Rows from a dataset

########################################

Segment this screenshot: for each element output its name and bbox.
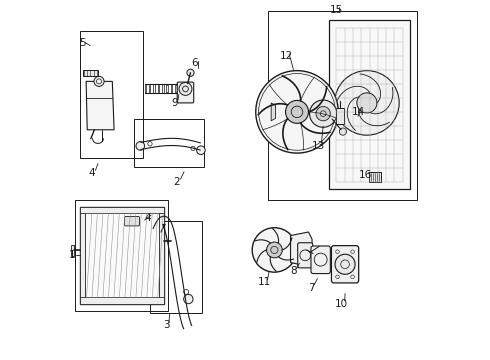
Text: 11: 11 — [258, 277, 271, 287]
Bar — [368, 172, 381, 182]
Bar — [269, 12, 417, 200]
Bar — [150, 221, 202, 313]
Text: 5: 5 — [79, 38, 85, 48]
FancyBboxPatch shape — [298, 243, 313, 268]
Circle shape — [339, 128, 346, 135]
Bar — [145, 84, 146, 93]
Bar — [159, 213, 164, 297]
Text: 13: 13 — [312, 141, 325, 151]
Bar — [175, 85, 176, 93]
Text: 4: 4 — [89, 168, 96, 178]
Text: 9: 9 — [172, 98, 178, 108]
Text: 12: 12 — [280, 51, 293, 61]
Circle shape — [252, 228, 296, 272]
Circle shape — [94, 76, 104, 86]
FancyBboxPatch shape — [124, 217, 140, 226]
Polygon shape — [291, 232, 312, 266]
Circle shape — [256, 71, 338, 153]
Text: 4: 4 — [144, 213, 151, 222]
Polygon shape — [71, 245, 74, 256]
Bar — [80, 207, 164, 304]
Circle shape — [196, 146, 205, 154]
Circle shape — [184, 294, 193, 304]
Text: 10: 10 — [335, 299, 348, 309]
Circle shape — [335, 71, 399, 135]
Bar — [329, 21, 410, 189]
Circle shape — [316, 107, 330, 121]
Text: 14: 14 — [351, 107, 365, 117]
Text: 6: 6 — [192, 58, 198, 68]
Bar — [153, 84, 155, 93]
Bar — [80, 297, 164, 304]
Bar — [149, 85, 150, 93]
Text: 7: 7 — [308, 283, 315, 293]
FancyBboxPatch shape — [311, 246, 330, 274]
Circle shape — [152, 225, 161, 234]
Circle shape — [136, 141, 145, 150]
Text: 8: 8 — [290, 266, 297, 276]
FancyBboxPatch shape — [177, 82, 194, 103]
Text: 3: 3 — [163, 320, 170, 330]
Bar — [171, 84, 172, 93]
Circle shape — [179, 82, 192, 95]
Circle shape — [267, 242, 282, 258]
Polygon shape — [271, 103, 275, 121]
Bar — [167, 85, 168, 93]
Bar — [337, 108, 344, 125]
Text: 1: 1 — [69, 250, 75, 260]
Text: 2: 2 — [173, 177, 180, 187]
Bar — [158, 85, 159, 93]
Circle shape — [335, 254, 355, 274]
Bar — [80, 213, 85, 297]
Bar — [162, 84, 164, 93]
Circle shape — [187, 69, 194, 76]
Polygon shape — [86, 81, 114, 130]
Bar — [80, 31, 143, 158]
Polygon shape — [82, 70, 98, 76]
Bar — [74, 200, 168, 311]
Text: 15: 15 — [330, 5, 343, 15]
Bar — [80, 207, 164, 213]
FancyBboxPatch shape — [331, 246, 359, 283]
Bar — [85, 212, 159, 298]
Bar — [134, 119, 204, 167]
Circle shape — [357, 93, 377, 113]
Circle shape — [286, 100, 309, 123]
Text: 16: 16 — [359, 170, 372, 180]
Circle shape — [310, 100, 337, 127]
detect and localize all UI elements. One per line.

########################################

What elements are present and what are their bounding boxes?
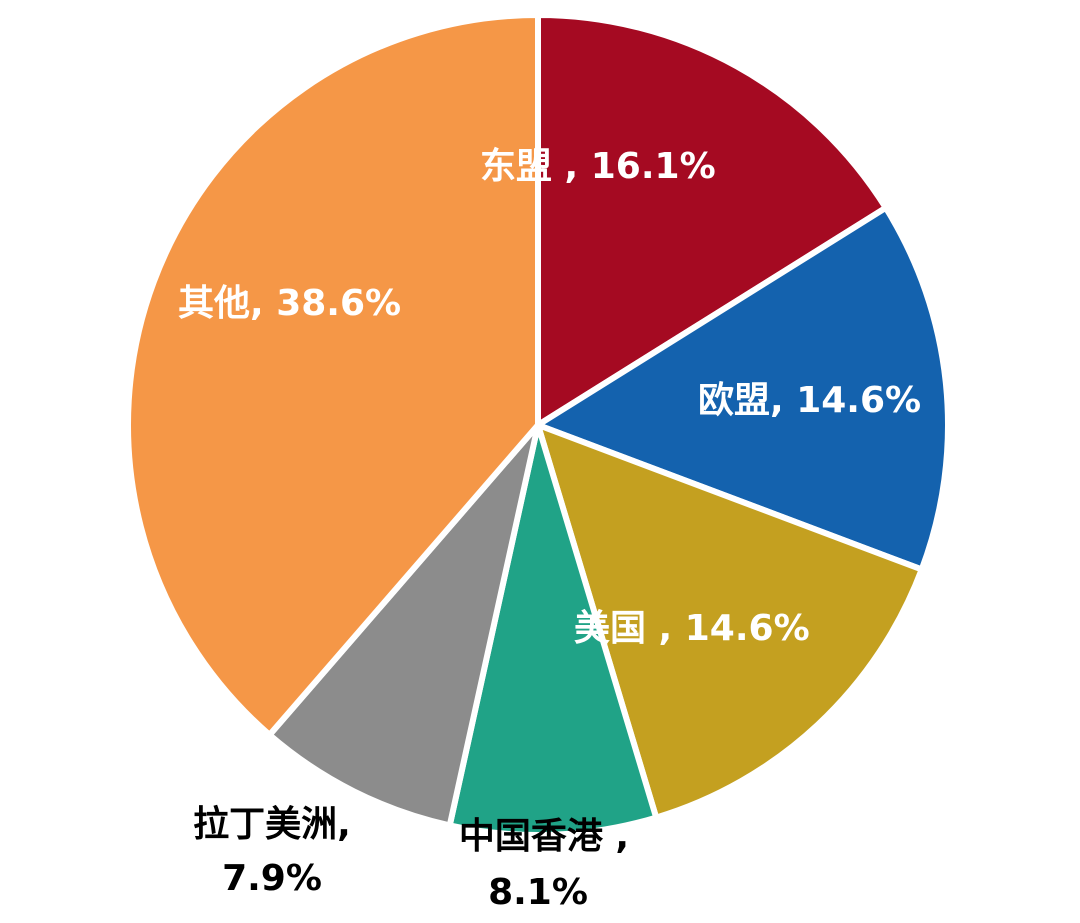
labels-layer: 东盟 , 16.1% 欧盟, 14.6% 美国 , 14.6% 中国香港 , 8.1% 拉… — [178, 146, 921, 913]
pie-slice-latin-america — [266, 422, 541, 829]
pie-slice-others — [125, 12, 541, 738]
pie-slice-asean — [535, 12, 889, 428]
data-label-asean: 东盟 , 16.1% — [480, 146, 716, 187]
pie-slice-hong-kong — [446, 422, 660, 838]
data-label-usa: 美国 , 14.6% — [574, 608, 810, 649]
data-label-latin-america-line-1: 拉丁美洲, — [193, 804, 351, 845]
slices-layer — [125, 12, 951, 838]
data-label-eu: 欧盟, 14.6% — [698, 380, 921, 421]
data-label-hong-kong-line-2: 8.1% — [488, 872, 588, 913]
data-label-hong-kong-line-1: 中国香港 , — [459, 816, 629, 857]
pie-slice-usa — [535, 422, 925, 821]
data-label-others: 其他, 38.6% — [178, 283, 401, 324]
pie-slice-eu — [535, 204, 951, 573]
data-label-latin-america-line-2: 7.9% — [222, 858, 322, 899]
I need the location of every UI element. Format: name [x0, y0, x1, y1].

########################################

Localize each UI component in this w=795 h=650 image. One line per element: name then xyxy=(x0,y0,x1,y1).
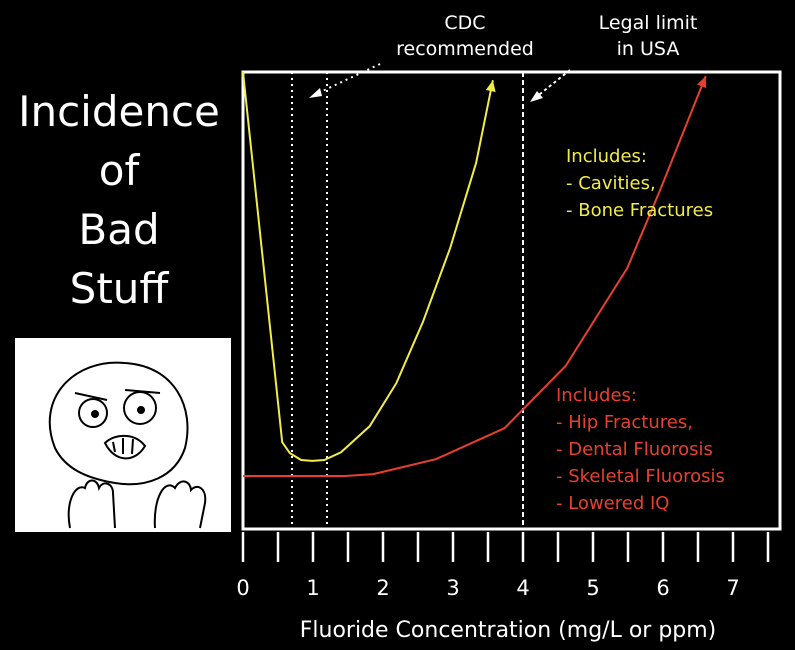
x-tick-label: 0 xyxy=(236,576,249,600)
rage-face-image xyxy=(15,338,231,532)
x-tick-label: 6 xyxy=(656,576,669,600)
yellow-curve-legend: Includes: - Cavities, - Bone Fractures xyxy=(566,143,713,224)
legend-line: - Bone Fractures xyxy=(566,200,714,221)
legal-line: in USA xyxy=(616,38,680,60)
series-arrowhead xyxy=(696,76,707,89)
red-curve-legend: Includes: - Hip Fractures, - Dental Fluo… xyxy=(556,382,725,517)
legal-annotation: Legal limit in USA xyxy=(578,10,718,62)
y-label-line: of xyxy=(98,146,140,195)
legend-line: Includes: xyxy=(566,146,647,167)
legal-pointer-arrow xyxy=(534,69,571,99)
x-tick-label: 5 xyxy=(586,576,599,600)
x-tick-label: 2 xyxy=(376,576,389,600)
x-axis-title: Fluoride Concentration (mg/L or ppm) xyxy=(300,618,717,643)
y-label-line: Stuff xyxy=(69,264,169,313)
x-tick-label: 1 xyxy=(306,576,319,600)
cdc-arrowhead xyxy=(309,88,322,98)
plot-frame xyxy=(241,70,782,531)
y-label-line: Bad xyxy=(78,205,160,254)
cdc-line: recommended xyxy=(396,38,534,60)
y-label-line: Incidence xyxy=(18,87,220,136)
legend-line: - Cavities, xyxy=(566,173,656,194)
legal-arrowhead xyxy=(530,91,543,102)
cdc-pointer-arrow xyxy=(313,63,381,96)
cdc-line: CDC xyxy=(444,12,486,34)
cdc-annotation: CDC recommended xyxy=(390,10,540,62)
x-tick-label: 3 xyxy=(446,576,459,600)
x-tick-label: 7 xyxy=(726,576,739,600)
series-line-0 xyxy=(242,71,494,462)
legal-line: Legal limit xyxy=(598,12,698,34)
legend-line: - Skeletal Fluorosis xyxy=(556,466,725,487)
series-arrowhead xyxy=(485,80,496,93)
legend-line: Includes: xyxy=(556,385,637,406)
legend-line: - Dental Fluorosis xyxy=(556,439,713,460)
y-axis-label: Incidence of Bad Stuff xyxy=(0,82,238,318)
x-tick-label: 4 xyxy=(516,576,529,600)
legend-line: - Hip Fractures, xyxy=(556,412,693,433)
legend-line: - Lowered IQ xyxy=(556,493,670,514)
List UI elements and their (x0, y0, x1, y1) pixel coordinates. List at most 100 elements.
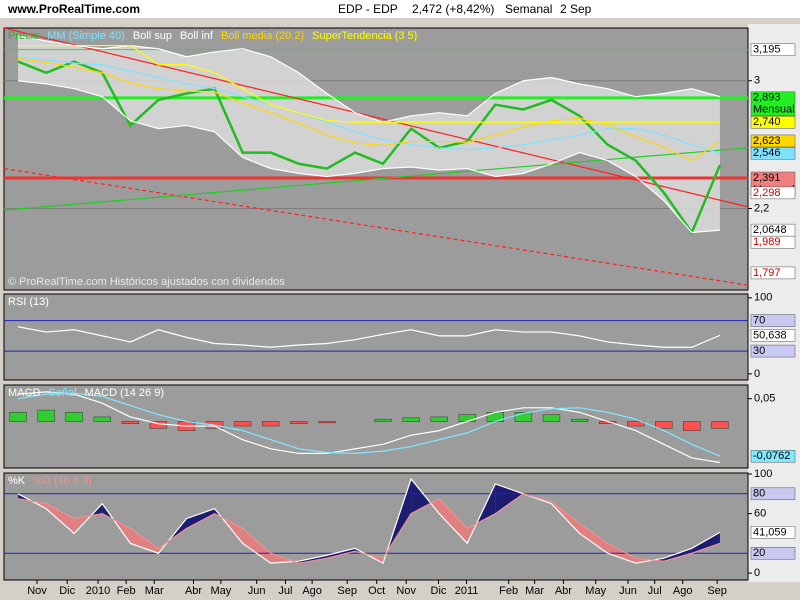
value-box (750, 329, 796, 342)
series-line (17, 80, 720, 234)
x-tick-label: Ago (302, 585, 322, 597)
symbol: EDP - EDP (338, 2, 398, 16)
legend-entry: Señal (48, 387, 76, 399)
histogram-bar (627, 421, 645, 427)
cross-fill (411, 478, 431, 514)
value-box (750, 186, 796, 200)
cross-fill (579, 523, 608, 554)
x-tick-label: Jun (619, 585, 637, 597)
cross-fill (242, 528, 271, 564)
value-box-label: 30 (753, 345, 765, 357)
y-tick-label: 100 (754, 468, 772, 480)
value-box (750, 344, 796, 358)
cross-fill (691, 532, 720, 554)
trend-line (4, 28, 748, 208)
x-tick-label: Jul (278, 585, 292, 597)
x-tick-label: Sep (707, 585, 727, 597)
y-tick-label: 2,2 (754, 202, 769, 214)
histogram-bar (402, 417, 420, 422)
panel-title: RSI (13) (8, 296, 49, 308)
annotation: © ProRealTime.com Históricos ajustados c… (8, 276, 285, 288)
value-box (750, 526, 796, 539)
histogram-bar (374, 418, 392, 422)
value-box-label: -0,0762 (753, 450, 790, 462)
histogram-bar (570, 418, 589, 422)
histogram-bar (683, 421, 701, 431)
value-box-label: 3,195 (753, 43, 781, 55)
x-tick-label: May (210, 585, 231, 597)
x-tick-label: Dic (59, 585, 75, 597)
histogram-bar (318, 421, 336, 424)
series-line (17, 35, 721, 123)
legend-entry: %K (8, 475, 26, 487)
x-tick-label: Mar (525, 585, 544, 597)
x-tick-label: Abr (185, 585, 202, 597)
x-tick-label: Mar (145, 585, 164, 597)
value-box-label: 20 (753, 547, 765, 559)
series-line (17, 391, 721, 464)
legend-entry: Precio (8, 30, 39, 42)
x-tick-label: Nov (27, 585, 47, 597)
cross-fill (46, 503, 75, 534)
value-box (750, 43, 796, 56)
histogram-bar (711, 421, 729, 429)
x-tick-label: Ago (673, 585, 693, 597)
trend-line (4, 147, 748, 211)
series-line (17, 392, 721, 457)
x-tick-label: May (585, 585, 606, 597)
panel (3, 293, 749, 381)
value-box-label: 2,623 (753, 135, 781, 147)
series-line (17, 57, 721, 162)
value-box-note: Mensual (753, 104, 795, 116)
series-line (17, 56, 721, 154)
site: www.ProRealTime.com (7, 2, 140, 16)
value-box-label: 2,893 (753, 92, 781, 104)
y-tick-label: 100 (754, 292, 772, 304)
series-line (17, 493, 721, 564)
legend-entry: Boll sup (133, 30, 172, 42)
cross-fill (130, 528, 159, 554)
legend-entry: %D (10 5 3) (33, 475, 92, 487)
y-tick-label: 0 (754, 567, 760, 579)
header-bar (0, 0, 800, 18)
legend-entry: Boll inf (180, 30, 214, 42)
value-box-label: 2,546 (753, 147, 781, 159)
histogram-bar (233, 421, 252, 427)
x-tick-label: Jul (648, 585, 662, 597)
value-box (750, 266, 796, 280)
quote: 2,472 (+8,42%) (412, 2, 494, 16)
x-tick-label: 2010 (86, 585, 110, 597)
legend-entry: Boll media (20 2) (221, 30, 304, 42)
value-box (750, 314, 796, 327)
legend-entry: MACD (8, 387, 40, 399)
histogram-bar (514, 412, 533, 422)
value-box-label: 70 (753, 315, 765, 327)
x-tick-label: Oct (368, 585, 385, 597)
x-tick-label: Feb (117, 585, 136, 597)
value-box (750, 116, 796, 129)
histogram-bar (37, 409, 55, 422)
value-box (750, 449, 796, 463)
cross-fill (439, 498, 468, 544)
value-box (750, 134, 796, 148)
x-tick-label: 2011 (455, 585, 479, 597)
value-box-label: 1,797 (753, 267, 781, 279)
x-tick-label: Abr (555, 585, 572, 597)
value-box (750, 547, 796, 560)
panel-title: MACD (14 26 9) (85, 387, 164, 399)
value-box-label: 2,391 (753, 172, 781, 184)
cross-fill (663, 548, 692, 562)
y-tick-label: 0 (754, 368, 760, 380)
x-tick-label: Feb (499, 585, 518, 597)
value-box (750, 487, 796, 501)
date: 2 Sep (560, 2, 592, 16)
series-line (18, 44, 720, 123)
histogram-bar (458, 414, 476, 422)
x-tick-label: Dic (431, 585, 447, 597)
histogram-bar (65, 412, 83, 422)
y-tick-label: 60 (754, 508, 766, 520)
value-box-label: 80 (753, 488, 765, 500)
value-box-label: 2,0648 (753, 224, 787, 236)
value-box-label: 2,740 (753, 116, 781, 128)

########################################

▶ _The exercise_
Copy out, word for word, the lines from the one containing "labels-layer: 东盟 , 16.1%" through the one containing "I need the location", with both of those lines included.

▶ _Result_
labels-layer: 东盟 , 16.1% 欧盟, 14.6% 美国 , 14.6% 中国香港 , 8.1% 拉… — [178, 146, 921, 913]
pie-slice-latin-america — [266, 422, 541, 829]
pie-slice-others — [125, 12, 541, 738]
pie-slice-asean — [535, 12, 889, 428]
data-label-asean: 东盟 , 16.1% — [480, 146, 716, 187]
pie-slice-hong-kong — [446, 422, 660, 838]
data-label-usa: 美国 , 14.6% — [574, 608, 810, 649]
data-label-latin-america-line-1: 拉丁美洲, — [193, 804, 351, 845]
slices-layer — [125, 12, 951, 838]
data-label-eu: 欧盟, 14.6% — [698, 380, 921, 421]
data-label-hong-kong-line-2: 8.1% — [488, 872, 588, 913]
data-label-hong-kong-line-1: 中国香港 , — [459, 816, 629, 857]
pie-slice-usa — [535, 422, 925, 821]
data-label-others: 其他, 38.6% — [178, 283, 401, 324]
pie-slice-eu — [535, 204, 951, 573]
data-label-latin-america-line-2: 7.9% — [222, 858, 322, 899]
I need the location of every UI element. Format: name [x0, y0, x1, y1].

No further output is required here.